»»
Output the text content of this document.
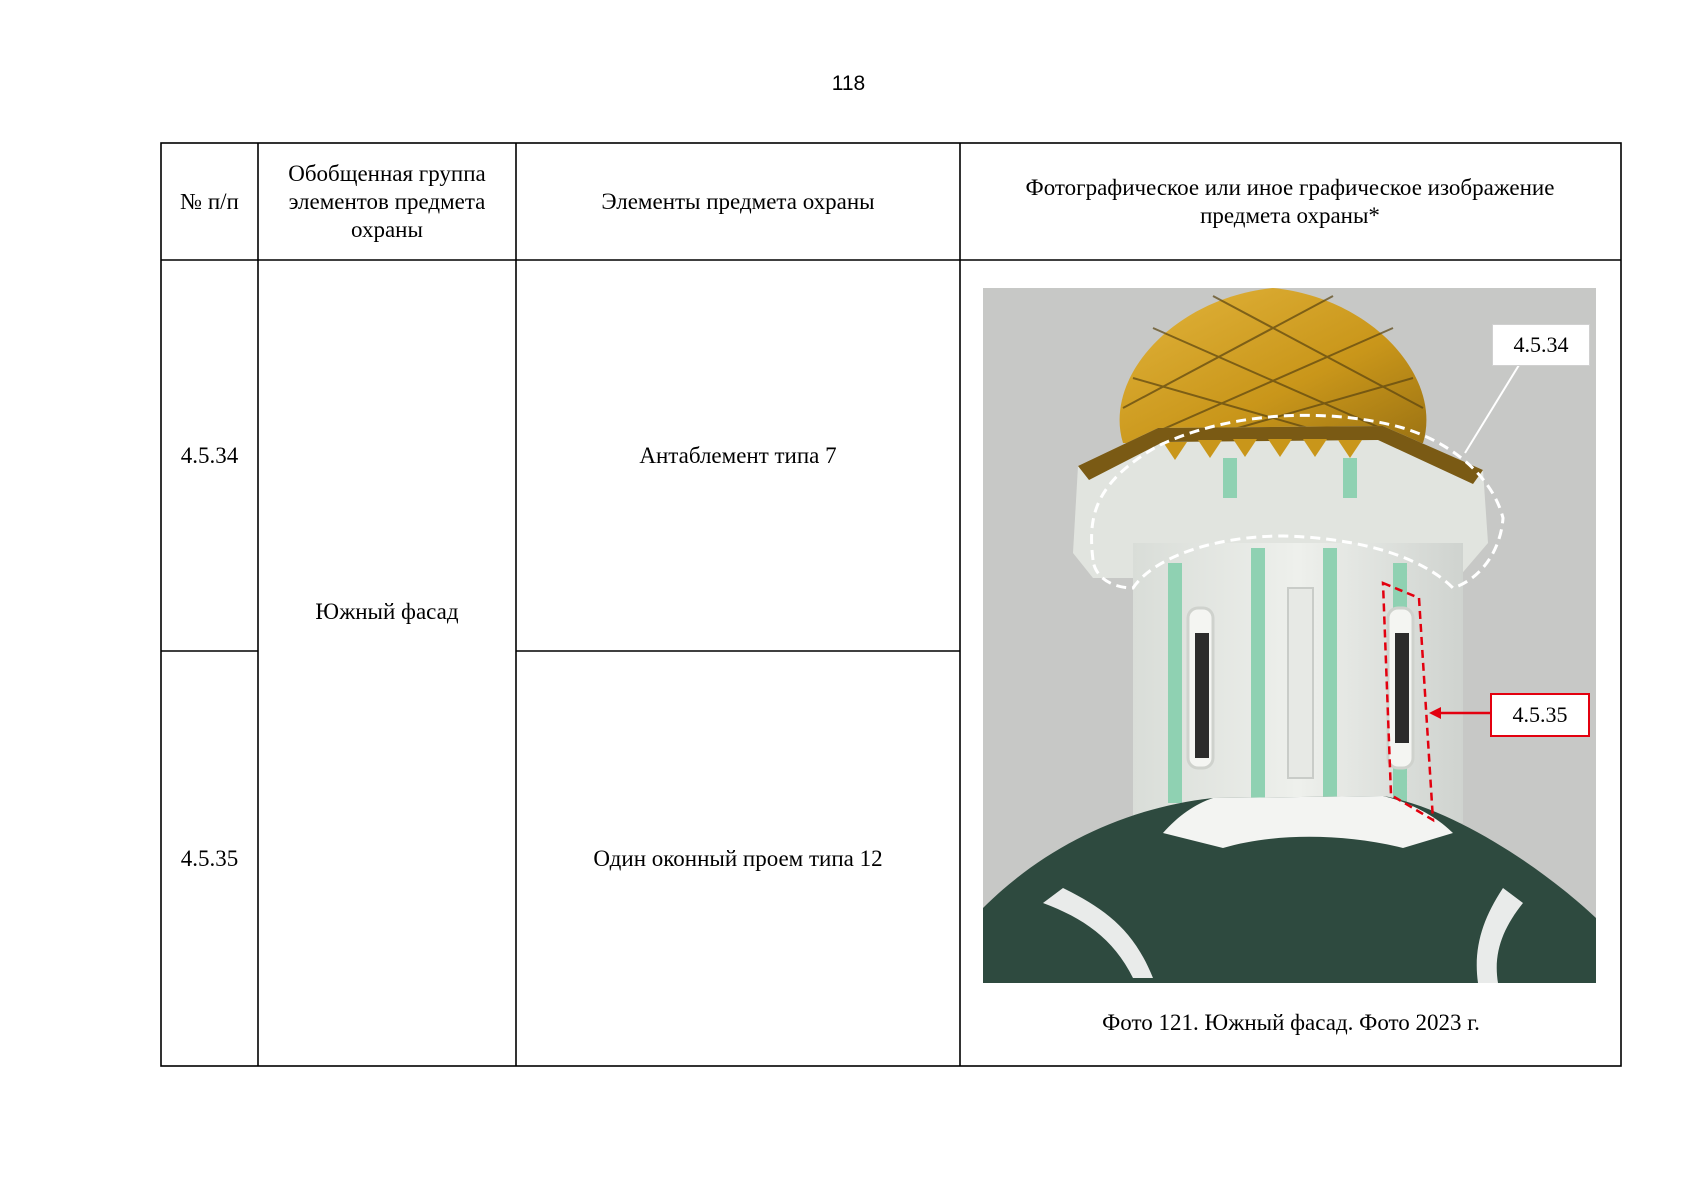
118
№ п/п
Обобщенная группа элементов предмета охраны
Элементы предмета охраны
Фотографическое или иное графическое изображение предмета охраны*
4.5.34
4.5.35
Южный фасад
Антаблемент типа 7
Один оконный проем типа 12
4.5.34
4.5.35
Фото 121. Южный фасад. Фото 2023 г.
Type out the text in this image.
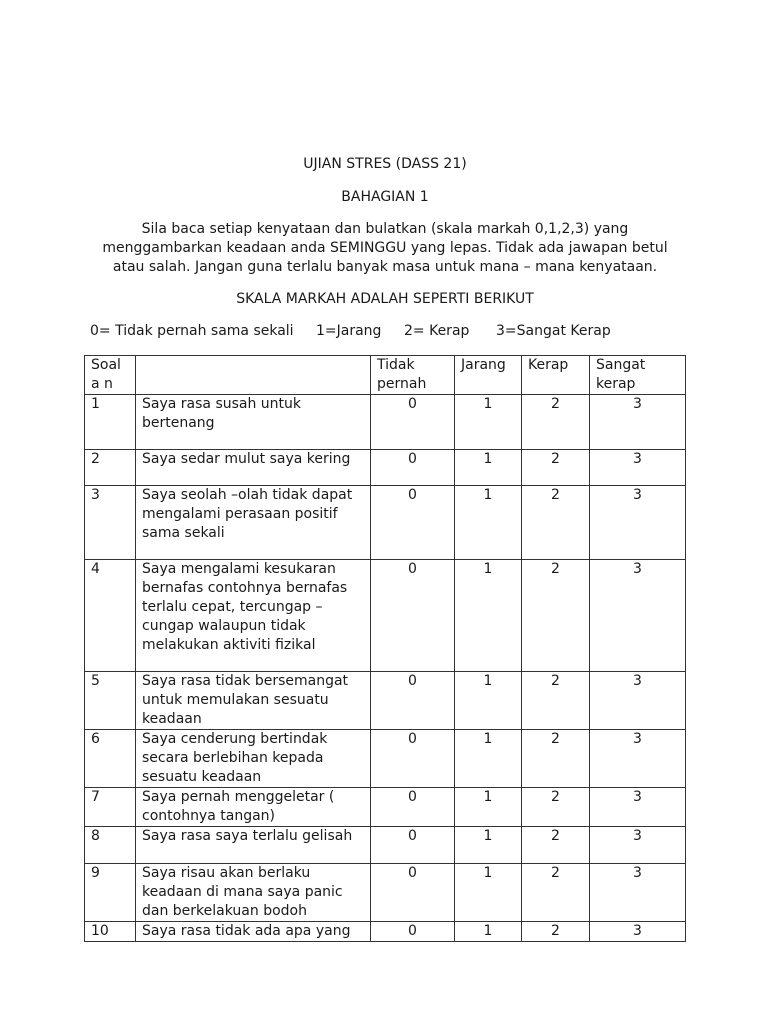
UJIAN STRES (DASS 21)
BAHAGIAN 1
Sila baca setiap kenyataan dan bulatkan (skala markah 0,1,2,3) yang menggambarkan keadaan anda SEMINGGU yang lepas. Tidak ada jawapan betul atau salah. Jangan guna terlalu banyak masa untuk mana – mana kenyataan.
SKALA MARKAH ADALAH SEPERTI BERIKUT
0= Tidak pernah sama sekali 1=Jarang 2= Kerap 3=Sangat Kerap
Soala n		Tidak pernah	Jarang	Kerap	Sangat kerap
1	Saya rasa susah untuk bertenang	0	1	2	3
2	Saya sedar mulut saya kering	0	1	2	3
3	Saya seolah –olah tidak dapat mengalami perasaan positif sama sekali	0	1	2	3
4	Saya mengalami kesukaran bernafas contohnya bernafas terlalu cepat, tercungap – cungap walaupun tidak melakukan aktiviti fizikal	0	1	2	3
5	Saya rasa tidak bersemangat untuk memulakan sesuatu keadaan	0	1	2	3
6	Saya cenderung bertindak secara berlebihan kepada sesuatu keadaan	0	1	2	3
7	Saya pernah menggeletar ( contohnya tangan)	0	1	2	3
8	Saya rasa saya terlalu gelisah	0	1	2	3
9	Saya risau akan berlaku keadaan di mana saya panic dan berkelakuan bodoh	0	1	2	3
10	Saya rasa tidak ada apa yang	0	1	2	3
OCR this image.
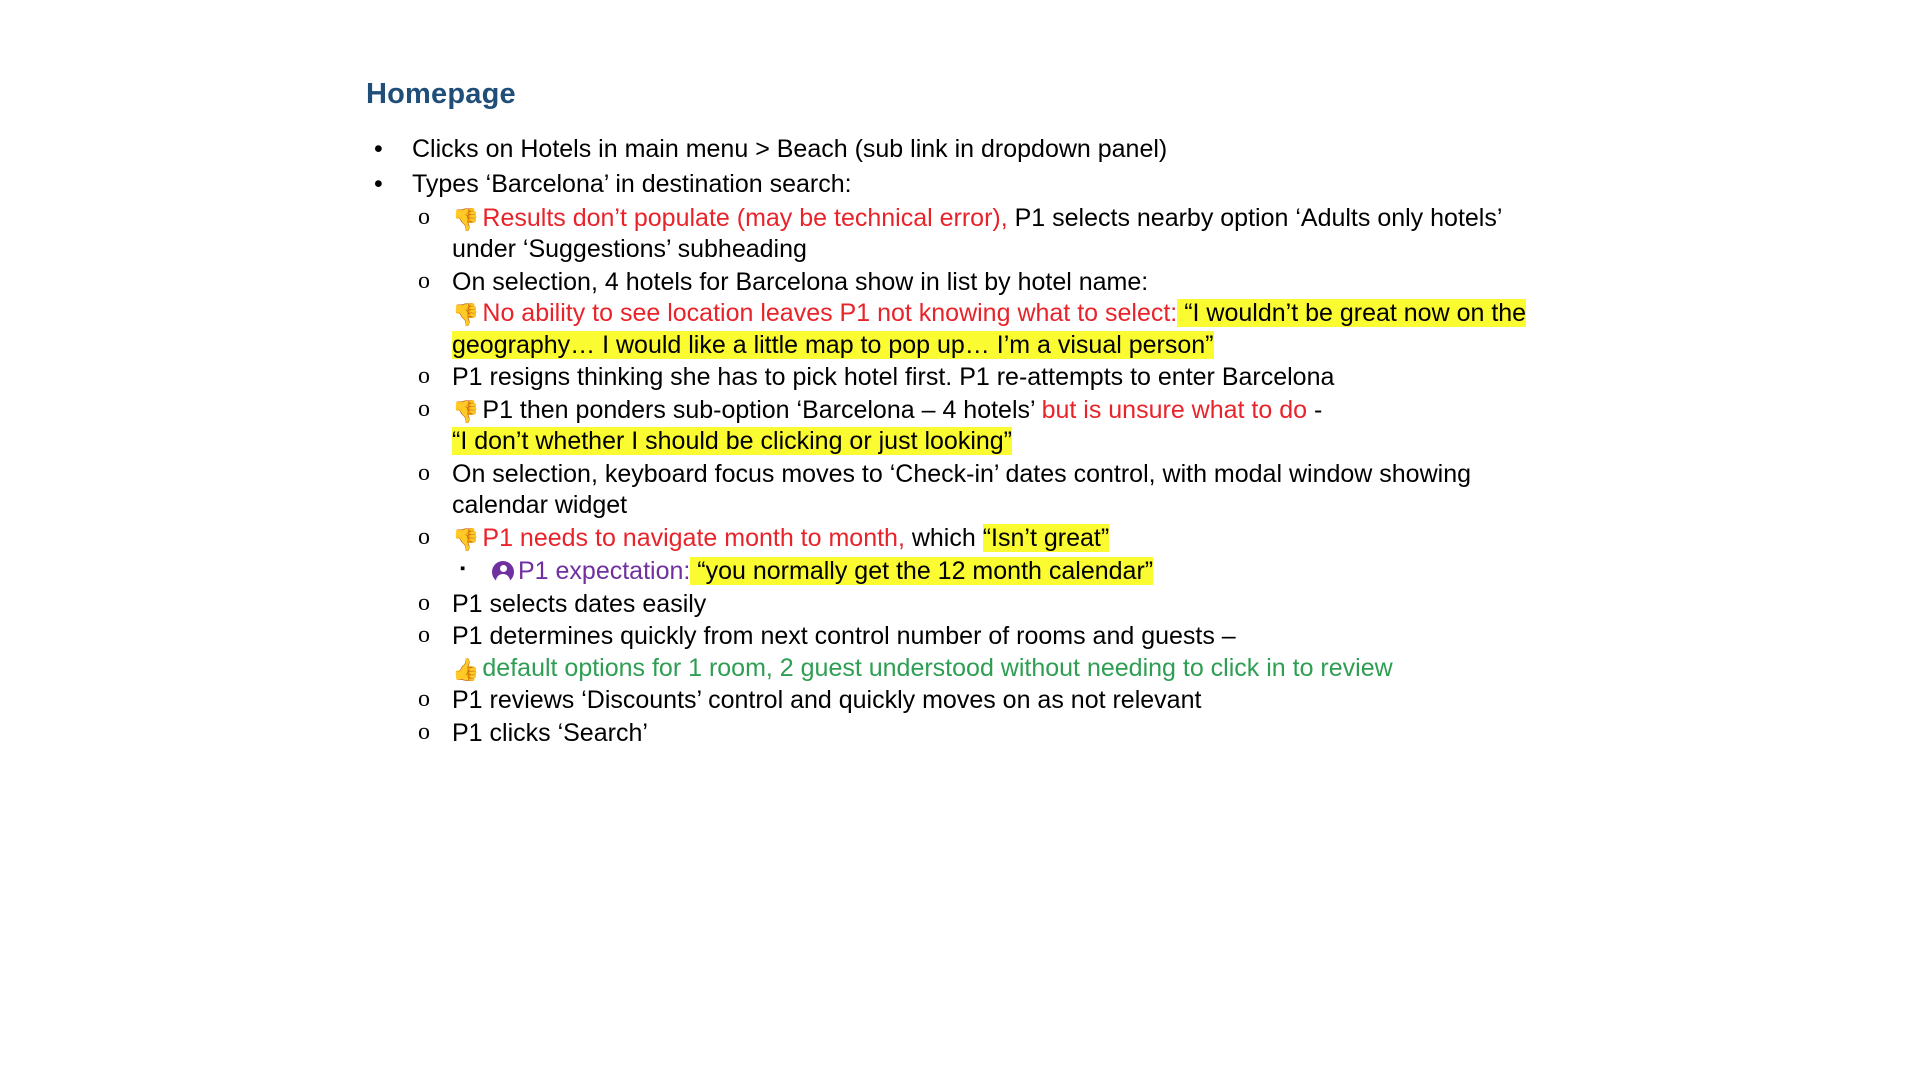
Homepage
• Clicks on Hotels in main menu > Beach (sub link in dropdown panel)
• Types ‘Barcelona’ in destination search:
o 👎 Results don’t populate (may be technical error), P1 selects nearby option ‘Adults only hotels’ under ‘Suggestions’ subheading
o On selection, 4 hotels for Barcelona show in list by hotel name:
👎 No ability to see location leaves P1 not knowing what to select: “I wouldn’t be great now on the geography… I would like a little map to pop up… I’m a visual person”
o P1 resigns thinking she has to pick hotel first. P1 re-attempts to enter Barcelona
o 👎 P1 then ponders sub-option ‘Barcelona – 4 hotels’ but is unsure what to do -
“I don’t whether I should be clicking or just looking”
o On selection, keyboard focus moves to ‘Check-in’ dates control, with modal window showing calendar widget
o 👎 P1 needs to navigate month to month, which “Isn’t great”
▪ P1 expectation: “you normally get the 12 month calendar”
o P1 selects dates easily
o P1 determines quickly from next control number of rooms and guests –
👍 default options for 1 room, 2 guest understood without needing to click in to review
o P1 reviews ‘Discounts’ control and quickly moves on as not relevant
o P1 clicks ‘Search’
««
Aim:
Word for word, quote the full listing, omitting every picture.

Written answer:
Output the text content of this document.
118
№ п/п
Обобщенная группа элементов предмета охраны
Элементы предмета охраны
Фотографическое или иное графическое изображение предмета охраны*
4.5.34
4.5.35
Южный фасад
Антаблемент типа 7
Один оконный проем типа 12
4.5.34
4.5.35
Фото 121. Южный фасад. Фото 2023 г.
Type out the text in this image.
UJIAN STRES (DASS 21)
BAHAGIAN 1
Sila baca setiap kenyataan dan bulatkan (skala markah 0,1,2,3) yang menggambarkan keadaan anda SEMINGGU yang lepas. Tidak ada jawapan betul atau salah. Jangan guna terlalu banyak masa untuk mana – mana kenyataan.
SKALA MARKAH ADALAH SEPERTI BERIKUT
0= Tidak pernah sama sekali 1=Jarang 2= Kerap 3=Sangat Kerap
Soala n		Tidak pernah	Jarang	Kerap	Sangat kerap
1	Saya rasa susah untuk bertenang	0	1	2	3
2	Saya sedar mulut saya kering	0	1	2	3
3	Saya seolah –olah tidak dapat mengalami perasaan positif sama sekali	0	1	2	3
4	Saya mengalami kesukaran bernafas contohnya bernafas terlalu cepat, tercungap – cungap walaupun tidak melakukan aktiviti fizikal	0	1	2	3
5	Saya rasa tidak bersemangat untuk memulakan sesuatu keadaan	0	1	2	3
6	Saya cenderung bertindak secara berlebihan kepada sesuatu keadaan	0	1	2	3
7	Saya pernah menggeletar ( contohnya tangan)	0	1	2	3
8	Saya rasa saya terlalu gelisah	0	1	2	3
9	Saya risau akan berlaku keadaan di mana saya panic dan berkelakuan bodoh	0	1	2	3
10	Saya rasa tidak ada apa yang	0	1	2	3
OCR this image.
Homepage
• Clicks on Hotels in main menu > Beach (sub link in dropdown panel)
• Types ‘Barcelona’ in destination search:
o 👎 Results don’t populate (may be technical error), P1 selects nearby option ‘Adults only hotels’ under ‘Suggestions’ subheading
o On selection, 4 hotels for Barcelona show in list by hotel name:
👎 No ability to see location leaves P1 not knowing what to select: “I wouldn’t be great now on the geography… I would like a little map to pop up… I’m a visual person”
o P1 resigns thinking she has to pick hotel first. P1 re-attempts to enter Barcelona
o 👎 P1 then ponders sub-option ‘Barcelona – 4 hotels’ but is unsure what to do -
“I don’t whether I should be clicking or just looking”
o On selection, keyboard focus moves to ‘Check-in’ dates control, with modal window showing calendar widget
o 👎 P1 needs to navigate month to month, which “Isn’t great”
▪ P1 expectation: “you normally get the 12 month calendar”
o P1 selects dates easily
o P1 determines quickly from next control number of rooms and guests –
👍 default options for 1 room, 2 guest understood without needing to click in to review
o P1 reviews ‘Discounts’ control and quickly moves on as not relevant
o P1 clicks ‘Search’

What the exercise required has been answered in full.